The exercise - Print out each record below, unaltered and complete, without its images.

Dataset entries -

** Start **

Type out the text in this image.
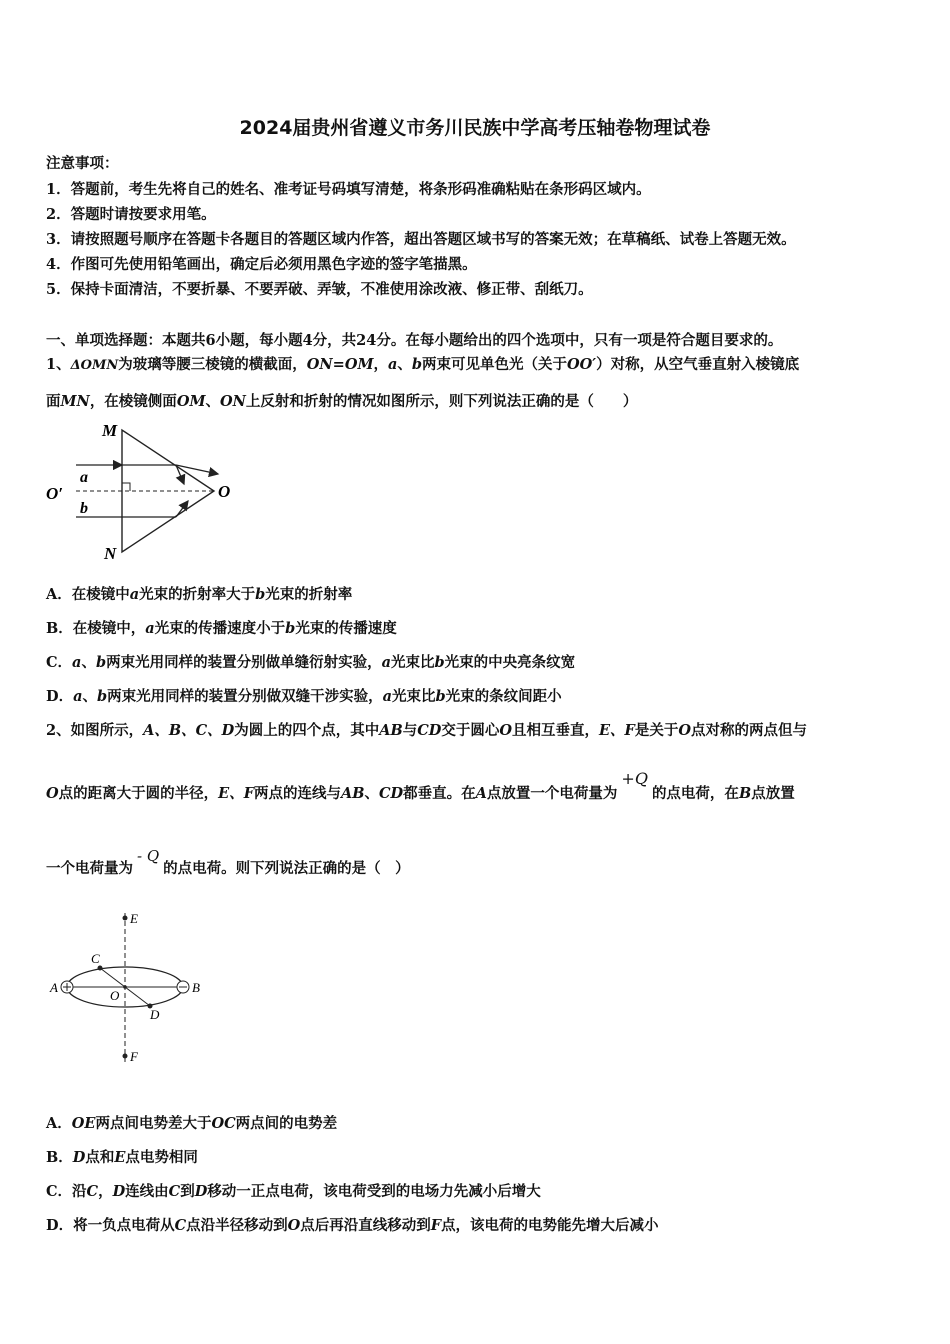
2024届贵州省遵义市务川民族中学高考压轴卷物理试卷
注意事项：
1．答题前，考生先将自己的姓名、准考证号码填写清楚，将条形码准确粘贴在条形码区域内。
2．答题时请按要求用笔。
3．请按照题号顺序在答题卡各题目的答题区域内作答，超出答题区域书写的答案无效；在草稿纸、试卷上答题无效。
4．作图可先使用铅笔画出，确定后必须用黑色字迹的签字笔描黑。
5．保持卡面清洁，不要折暴、不要弄破、弄皱，不准使用涂改液、修正带、刮纸刀。
一、单项选择题：本题共6小题，每小题4分，共24分。在每小题给出的四个选项中，只有一项是符合题目要求的。
1、ΔOMN为玻璃等腰三棱镜的横截面，ON=OM，a、b两束可见单色光（关于OO′）对称，从空气垂直射入棱镜底
面MN，在棱镜侧面OM、ON上反射和折射的情况如图所示，则下列说法正确的是（　　）
M
N
O
O′
a
b
A．在棱镜中a光束的折射率大于b光束的折射率
B．在棱镜中，a光束的传播速度小于b光束的传播速度
C．a、b两束光用同样的装置分别做单缝衍射实验，a光束比b光束的中央亮条纹宽
D．a、b两束光用同样的装置分别做双缝干涉实验，a光束比b光束的条纹间距小
2、如图所示，A、B、C、D为圆上的四个点，其中AB与CD交于圆心O且相互垂直，E、F是关于O点对称的两点但与
O点的距离大于圆的半径，E、F两点的连线与AB、CD都垂直。在A点放置一个电荷量为+Q的点电荷，在B点放置
一个电荷量为- Q的点电荷。则下列说法正确的是（　）
E
F
A	B
C
D
O
A．OE两点间电势差大于OC两点间的电势差
B．D点和E点电势相同
C．沿C，D连线由C到D移动一正点电荷，该电荷受到的电场力先减小后增大
D．将一负点电荷从C点沿半径移动到O点后再沿直线移动到F点，该电荷的电势能先增大后减小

** End **

Answer to this problem -
Type out the text in this image.
2024届贵州省遵义市务川民族中学高考压轴卷物理试卷
注意事项：
1．答题前，考生先将自己的姓名、准考证号码填写清楚，将条形码准确粘贴在条形码区域内。
2．答题时请按要求用笔。
3．请按照题号顺序在答题卡各题目的答题区域内作答，超出答题区域书写的答案无效；在草稿纸、试卷上答题无效。
4．作图可先使用铅笔画出，确定后必须用黑色字迹的签字笔描黑。
5．保持卡面清洁，不要折暴、不要弄破、弄皱，不准使用涂改液、修正带、刮纸刀。
一、单项选择题：本题共6小题，每小题4分，共24分。在每小题给出的四个选项中，只有一项是符合题目要求的。
1、ΔOMN为玻璃等腰三棱镜的横截面，ON=OM，a、b两束可见单色光（关于OO′）对称，从空气垂直射入棱镜底
面MN，在棱镜侧面OM、ON上反射和折射的情况如图所示，则下列说法正确的是（　　）
M
N
O
O′
a
b
A．在棱镜中a光束的折射率大于b光束的折射率
B．在棱镜中，a光束的传播速度小于b光束的传播速度
C．a、b两束光用同样的装置分别做单缝衍射实验，a光束比b光束的中央亮条纹宽
D．a、b两束光用同样的装置分别做双缝干涉实验，a光束比b光束的条纹间距小
2、如图所示，A、B、C、D为圆上的四个点，其中AB与CD交于圆心O且相互垂直，E、F是关于O点对称的两点但与
O点的距离大于圆的半径，E、F两点的连线与AB、CD都垂直。在A点放置一个电荷量为+Q的点电荷，在B点放置
一个电荷量为- Q的点电荷。则下列说法正确的是（　）
E
F
A	B
C
D
O
A．OE两点间电势差大于OC两点间的电势差
B．D点和E点电势相同
C．沿C，D连线由C到D移动一正点电荷，该电荷受到的电场力先减小后增大
D．将一负点电荷从C点沿半径移动到O点后再沿直线移动到F点，该电荷的电势能先增大后减小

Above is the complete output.